§ **YOUR TASK**
Write out every line below that includes the word "user".
===
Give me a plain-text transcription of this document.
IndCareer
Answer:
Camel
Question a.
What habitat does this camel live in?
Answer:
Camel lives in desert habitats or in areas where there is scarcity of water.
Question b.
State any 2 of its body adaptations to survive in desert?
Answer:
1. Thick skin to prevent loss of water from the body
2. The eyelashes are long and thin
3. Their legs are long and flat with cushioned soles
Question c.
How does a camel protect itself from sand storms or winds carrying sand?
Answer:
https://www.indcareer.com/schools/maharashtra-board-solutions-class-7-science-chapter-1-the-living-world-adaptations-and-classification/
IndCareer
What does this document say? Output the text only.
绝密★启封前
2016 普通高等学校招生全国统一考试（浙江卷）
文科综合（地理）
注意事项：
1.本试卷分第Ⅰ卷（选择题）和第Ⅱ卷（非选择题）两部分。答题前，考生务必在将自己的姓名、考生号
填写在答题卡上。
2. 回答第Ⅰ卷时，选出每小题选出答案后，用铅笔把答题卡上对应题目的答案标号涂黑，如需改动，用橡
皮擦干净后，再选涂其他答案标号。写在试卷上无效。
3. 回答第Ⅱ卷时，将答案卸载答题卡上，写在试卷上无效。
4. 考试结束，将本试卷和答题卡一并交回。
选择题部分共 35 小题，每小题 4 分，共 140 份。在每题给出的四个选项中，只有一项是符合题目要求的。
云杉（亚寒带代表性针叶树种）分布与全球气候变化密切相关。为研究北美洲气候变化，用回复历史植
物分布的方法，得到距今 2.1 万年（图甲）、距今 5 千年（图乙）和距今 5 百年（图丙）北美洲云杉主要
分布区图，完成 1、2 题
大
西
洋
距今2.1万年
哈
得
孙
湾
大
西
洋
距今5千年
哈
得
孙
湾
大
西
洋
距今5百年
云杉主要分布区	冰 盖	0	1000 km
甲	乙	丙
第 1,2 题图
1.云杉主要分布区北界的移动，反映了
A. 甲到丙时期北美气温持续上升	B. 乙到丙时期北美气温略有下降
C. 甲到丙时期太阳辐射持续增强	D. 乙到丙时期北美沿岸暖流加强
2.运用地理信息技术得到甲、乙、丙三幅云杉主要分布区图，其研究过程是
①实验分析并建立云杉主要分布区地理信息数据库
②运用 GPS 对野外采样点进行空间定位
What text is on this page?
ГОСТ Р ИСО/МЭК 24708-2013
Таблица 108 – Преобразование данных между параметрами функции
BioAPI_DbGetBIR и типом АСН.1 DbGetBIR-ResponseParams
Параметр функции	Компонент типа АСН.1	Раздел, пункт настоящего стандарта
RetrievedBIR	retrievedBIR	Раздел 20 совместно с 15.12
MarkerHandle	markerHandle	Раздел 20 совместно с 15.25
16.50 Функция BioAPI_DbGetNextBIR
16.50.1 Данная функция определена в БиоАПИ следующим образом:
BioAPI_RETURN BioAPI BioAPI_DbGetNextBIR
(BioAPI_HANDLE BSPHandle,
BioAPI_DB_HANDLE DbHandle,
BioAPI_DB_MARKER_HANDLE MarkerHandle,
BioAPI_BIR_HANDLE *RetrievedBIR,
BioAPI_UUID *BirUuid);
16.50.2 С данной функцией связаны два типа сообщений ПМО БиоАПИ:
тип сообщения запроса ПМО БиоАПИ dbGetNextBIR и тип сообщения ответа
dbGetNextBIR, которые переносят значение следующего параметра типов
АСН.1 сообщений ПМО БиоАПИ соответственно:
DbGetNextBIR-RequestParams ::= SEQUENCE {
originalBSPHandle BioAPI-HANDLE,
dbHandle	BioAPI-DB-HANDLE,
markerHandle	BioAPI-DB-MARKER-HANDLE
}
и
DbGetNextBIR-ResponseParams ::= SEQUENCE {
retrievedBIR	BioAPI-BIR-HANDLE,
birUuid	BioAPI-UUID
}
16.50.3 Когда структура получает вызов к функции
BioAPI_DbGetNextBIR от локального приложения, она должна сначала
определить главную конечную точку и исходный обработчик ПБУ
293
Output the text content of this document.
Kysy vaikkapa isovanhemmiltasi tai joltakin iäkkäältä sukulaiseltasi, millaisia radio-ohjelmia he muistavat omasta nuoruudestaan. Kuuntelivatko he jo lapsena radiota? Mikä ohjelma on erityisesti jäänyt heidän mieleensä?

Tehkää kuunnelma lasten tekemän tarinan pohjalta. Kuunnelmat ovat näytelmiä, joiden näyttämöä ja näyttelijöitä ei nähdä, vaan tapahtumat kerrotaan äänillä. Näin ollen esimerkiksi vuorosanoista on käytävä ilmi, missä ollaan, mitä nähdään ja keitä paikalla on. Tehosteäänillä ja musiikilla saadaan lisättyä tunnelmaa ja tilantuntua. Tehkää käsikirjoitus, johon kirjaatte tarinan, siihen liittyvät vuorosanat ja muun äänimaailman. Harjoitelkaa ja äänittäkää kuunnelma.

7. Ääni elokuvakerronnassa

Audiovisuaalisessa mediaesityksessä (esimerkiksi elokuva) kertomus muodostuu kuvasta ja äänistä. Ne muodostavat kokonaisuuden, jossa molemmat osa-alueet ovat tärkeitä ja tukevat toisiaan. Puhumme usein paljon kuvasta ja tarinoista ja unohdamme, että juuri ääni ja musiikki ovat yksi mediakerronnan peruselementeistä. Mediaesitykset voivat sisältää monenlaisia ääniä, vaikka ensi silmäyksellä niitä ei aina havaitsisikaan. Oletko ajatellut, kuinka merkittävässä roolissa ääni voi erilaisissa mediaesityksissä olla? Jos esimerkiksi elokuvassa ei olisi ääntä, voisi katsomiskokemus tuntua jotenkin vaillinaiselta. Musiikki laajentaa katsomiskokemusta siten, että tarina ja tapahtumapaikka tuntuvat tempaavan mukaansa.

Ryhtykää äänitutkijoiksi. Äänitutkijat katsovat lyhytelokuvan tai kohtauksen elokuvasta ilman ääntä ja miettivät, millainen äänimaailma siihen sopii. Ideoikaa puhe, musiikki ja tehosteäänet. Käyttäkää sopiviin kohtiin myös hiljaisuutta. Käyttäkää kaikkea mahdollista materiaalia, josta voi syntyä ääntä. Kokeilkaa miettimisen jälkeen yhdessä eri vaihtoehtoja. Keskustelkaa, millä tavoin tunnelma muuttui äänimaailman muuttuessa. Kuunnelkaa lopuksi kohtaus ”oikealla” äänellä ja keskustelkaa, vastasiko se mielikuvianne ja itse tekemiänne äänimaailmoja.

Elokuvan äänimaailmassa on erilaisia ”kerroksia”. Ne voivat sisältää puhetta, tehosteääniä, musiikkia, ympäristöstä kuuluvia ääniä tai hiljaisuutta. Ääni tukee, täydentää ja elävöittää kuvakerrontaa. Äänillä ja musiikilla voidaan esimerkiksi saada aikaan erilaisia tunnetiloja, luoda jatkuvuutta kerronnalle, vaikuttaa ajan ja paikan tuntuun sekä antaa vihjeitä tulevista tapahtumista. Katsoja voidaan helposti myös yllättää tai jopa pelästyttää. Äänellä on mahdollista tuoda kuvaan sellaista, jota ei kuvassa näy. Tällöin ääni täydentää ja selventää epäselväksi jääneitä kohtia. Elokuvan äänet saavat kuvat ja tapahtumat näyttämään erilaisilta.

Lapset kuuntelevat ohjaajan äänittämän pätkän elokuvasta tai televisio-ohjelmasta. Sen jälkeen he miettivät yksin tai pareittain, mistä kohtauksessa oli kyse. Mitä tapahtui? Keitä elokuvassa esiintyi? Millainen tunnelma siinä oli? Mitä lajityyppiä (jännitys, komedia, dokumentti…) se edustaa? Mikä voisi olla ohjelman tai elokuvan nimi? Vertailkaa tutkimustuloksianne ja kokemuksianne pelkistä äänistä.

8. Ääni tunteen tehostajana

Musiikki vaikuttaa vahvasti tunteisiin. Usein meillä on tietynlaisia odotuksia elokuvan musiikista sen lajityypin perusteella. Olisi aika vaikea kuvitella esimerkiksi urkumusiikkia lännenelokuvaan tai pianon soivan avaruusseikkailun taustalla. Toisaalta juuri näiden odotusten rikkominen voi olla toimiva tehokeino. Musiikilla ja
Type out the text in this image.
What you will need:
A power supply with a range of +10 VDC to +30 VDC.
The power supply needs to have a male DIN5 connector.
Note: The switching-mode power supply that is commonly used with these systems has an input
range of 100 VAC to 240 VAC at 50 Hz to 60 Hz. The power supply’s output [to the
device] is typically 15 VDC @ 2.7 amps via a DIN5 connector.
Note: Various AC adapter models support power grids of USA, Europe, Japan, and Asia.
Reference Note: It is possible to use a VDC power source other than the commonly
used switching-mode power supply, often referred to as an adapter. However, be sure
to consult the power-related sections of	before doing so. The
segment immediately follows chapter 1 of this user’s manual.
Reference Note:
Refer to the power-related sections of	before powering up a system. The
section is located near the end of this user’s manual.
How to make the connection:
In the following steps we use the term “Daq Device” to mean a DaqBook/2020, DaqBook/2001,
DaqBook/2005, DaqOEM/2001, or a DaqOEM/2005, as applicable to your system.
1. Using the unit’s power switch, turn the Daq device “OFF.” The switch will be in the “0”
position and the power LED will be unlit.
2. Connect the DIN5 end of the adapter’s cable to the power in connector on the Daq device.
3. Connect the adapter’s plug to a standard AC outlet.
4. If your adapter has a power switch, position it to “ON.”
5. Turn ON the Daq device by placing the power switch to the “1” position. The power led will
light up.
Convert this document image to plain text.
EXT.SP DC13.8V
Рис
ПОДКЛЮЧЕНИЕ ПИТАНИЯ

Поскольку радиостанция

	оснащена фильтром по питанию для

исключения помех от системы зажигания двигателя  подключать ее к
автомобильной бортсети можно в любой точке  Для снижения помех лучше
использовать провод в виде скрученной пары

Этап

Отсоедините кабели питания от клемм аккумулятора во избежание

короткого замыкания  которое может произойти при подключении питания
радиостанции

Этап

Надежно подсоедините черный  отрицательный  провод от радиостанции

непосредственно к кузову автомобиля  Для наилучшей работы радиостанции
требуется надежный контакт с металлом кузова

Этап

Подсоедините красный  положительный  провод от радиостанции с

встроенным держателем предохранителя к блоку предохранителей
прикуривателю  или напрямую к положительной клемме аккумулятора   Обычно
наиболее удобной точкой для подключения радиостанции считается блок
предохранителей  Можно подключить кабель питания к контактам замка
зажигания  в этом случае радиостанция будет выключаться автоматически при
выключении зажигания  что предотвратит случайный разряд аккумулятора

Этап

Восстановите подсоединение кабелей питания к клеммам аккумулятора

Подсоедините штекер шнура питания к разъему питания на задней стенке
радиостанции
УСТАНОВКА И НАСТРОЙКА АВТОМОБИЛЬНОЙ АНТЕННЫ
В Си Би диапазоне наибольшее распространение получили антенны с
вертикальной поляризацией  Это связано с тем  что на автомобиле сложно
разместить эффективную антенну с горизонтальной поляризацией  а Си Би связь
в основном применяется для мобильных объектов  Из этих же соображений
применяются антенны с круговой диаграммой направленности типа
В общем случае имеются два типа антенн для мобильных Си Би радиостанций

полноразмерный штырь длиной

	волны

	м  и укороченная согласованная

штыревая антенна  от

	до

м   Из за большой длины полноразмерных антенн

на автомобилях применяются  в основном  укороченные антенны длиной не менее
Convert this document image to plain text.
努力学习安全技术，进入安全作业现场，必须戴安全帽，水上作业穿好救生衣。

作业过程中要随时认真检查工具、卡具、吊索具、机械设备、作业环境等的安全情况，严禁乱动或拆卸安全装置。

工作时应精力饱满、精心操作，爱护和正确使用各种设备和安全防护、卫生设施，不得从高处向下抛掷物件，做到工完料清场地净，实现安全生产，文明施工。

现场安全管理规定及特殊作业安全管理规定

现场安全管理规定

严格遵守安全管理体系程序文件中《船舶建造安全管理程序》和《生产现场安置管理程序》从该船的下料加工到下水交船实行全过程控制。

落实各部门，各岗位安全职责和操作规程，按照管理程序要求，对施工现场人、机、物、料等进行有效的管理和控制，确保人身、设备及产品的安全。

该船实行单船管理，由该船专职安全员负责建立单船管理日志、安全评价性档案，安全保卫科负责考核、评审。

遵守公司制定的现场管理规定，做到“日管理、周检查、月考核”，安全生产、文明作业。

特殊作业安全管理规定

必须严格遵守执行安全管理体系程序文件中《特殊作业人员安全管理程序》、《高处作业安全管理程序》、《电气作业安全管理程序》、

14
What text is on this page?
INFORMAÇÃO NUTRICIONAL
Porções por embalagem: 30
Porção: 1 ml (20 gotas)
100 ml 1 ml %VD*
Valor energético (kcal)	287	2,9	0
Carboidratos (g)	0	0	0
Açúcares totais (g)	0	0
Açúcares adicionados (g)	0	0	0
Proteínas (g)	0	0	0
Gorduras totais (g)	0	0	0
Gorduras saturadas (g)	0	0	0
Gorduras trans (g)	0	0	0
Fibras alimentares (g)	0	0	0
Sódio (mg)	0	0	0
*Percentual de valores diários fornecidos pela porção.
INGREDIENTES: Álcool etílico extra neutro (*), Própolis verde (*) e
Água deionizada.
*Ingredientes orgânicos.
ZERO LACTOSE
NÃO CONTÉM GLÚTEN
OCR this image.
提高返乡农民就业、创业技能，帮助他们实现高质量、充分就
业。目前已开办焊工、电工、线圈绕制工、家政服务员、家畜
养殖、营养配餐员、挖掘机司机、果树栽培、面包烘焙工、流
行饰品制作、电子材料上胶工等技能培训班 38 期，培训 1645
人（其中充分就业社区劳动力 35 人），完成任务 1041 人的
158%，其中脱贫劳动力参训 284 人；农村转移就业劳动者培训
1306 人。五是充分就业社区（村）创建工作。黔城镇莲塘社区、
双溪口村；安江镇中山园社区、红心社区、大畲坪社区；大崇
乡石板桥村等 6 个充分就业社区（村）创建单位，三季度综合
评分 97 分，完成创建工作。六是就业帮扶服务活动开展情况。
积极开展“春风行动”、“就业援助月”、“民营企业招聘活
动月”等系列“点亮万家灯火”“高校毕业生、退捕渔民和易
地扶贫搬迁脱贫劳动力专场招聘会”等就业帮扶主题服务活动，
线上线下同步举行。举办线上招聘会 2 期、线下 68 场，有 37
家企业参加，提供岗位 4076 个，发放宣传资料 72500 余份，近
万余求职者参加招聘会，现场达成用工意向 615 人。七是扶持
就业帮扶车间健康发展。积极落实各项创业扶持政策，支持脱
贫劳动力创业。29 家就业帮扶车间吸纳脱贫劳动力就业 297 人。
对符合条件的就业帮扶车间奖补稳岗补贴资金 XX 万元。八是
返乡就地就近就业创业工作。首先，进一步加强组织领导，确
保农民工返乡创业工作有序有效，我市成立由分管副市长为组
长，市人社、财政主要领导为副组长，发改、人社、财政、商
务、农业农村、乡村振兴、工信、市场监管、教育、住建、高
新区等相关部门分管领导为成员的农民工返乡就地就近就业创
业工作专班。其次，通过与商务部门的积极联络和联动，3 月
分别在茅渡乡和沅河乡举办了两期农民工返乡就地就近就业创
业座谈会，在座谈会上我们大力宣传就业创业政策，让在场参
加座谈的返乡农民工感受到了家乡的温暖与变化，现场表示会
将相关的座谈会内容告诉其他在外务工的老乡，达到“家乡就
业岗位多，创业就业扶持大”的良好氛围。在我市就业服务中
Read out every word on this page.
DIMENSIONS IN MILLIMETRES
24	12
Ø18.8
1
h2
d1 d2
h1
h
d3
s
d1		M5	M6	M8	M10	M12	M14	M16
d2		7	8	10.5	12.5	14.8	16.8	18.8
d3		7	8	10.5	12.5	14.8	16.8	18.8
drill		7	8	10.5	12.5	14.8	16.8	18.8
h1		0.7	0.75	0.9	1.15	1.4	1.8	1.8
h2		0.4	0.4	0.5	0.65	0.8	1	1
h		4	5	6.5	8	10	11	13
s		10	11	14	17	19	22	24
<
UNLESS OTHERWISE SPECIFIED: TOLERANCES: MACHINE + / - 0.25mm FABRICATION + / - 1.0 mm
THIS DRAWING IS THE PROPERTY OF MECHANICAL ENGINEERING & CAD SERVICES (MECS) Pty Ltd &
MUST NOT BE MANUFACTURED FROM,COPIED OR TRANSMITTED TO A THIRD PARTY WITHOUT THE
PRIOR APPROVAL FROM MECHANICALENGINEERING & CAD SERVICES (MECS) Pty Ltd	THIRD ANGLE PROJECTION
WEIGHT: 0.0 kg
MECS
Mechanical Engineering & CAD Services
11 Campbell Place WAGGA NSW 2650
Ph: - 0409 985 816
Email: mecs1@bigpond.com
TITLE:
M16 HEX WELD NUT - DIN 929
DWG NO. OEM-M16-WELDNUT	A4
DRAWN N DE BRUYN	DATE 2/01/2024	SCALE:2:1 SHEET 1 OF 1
===
§ **ANSWER BELOW**
segment immediately follows chapter 1 of this user’s manual.
section is located near the end of this user’s manual.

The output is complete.